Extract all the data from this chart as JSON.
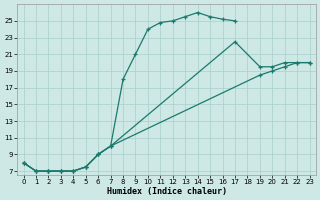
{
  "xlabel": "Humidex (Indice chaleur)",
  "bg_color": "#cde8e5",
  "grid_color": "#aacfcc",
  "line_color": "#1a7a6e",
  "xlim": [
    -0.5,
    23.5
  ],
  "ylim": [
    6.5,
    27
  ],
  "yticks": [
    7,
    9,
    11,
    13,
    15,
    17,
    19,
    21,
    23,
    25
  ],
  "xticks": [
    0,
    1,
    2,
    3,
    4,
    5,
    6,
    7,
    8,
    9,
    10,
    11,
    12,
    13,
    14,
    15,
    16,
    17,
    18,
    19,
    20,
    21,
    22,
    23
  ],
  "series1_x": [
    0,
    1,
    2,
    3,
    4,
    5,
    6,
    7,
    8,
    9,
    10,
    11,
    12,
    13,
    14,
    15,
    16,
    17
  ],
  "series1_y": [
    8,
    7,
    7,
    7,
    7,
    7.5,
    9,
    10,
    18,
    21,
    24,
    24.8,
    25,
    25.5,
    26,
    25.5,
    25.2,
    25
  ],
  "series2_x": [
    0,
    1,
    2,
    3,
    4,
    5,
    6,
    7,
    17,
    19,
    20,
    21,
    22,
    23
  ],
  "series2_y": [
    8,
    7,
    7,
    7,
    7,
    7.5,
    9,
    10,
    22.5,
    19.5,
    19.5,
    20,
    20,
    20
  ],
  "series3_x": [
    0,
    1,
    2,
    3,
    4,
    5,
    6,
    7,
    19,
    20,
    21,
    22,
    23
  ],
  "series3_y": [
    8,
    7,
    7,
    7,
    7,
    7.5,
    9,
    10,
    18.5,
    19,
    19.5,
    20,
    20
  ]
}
+ + +
■ Task objective: Transcribe every line from the records above without alteration, and leave out the images.

■ Result below:
Extract all the data from this chart as JSON.
{
  "xlabel": "Humidex (Indice chaleur)",
  "bg_color": "#cde8e5",
  "grid_color": "#aacfcc",
  "line_color": "#1a7a6e",
  "xlim": [
    -0.5,
    23.5
  ],
  "ylim": [
    6.5,
    27
  ],
  "yticks": [
    7,
    9,
    11,
    13,
    15,
    17,
    19,
    21,
    23,
    25
  ],
  "xticks": [
    0,
    1,
    2,
    3,
    4,
    5,
    6,
    7,
    8,
    9,
    10,
    11,
    12,
    13,
    14,
    15,
    16,
    17,
    18,
    19,
    20,
    21,
    22,
    23
  ],
  "series1_x": [
    0,
    1,
    2,
    3,
    4,
    5,
    6,
    7,
    8,
    9,
    10,
    11,
    12,
    13,
    14,
    15,
    16,
    17
  ],
  "series1_y": [
    8,
    7,
    7,
    7,
    7,
    7.5,
    9,
    10,
    18,
    21,
    24,
    24.8,
    25,
    25.5,
    26,
    25.5,
    25.2,
    25
  ],
  "series2_x": [
    0,
    1,
    2,
    3,
    4,
    5,
    6,
    7,
    17,
    19,
    20,
    21,
    22,
    23
  ],
  "series2_y": [
    8,
    7,
    7,
    7,
    7,
    7.5,
    9,
    10,
    22.5,
    19.5,
    19.5,
    20,
    20,
    20
  ],
  "series3_x": [
    0,
    1,
    2,
    3,
    4,
    5,
    6,
    7,
    19,
    20,
    21,
    22,
    23
  ],
  "series3_y": [
    8,
    7,
    7,
    7,
    7,
    7.5,
    9,
    10,
    18.5,
    19,
    19.5,
    20,
    20
  ]
}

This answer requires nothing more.